» WHAT IS BEING ASKED
The data must be returned in full and exactly as given.

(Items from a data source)
╭──
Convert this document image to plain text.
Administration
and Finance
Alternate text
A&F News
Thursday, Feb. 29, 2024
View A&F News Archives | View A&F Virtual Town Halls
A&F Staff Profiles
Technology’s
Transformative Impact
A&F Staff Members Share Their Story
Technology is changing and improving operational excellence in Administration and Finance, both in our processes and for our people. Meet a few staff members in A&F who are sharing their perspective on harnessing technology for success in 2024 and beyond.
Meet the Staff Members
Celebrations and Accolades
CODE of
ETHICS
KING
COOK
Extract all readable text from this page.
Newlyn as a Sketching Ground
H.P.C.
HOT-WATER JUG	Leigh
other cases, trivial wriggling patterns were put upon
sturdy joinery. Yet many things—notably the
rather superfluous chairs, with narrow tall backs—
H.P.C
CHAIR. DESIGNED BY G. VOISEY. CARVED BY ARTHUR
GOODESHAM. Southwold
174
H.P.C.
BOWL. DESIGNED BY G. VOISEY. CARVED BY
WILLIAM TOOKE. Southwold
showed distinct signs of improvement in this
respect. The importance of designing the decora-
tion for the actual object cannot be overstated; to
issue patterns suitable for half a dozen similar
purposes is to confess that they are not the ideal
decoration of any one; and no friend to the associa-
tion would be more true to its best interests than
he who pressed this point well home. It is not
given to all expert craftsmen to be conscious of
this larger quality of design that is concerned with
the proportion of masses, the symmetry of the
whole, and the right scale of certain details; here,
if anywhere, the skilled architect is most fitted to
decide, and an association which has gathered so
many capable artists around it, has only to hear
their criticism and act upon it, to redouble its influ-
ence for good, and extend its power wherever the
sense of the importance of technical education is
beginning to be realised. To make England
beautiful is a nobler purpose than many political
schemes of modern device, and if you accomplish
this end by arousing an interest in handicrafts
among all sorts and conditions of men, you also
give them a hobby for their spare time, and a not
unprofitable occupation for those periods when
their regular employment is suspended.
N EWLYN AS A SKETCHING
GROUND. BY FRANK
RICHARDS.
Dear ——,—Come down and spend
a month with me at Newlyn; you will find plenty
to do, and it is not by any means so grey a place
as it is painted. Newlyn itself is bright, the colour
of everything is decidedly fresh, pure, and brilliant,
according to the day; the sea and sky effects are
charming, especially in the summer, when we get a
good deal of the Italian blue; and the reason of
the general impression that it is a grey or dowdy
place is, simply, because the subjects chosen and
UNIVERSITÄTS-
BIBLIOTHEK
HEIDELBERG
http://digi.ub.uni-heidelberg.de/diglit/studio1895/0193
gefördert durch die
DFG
╰──
» RESPONSE BELOW
Convert this document image to plain text.
Administration
and Finance
Alternate text
A&F News
Thursday, Feb. 29, 2024
View A&F News Archives | View A&F Virtual Town Halls
A&F Staff Profiles
Technology’s
Transformative Impact
A&F Staff Members Share Their Story
Technology is changing and improving operational excellence in Administration and Finance, both in our processes and for our people. Meet a few staff members in A&F who are sharing their perspective on harnessing technology for success in 2024 and beyond.
Meet the Staff Members
Celebrations and Accolades
CODE of
ETHICS
KING
COOK
Extract all readable text from this page.
Newlyn as a Sketching Ground
H.P.C.
HOT-WATER JUG	Leigh
other cases, trivial wriggling patterns were put upon
sturdy joinery. Yet many things—notably the
rather superfluous chairs, with narrow tall backs—
H.P.C
CHAIR. DESIGNED BY G. VOISEY. CARVED BY ARTHUR
GOODESHAM. Southwold
174
H.P.C.
BOWL. DESIGNED BY G. VOISEY. CARVED BY
WILLIAM TOOKE. Southwold
showed distinct signs of improvement in this
respect. The importance of designing the decora-
tion for the actual object cannot be overstated; to
issue patterns suitable for half a dozen similar
purposes is to confess that they are not the ideal
decoration of any one; and no friend to the associa-
tion would be more true to its best interests than
he who pressed this point well home. It is not
given to all expert craftsmen to be conscious of
this larger quality of design that is concerned with
the proportion of masses, the symmetry of the
whole, and the right scale of certain details; here,
if anywhere, the skilled architect is most fitted to
decide, and an association which has gathered so
many capable artists around it, has only to hear
their criticism and act upon it, to redouble its influ-
ence for good, and extend its power wherever the
sense of the importance of technical education is
beginning to be realised. To make England
beautiful is a nobler purpose than many political
schemes of modern device, and if you accomplish
this end by arousing an interest in handicrafts
among all sorts and conditions of men, you also
give them a hobby for their spare time, and a not
unprofitable occupation for those periods when
their regular employment is suspended.
N EWLYN AS A SKETCHING
GROUND. BY FRANK
RICHARDS.
Dear ——,—Come down and spend
a month with me at Newlyn; you will find plenty
to do, and it is not by any means so grey a place
as it is painted. Newlyn itself is bright, the colour
of everything is decidedly fresh, pure, and brilliant,
according to the day; the sea and sky effects are
charming, especially in the summer, when we get a
good deal of the Italian blue; and the reason of
the general impression that it is a grey or dowdy
place is, simply, because the subjects chosen and
UNIVERSITÄTS-
BIBLIOTHEK
HEIDELBERG
http://digi.ub.uni-heidelberg.de/diglit/studio1895/0193
gefördert durch die
DFG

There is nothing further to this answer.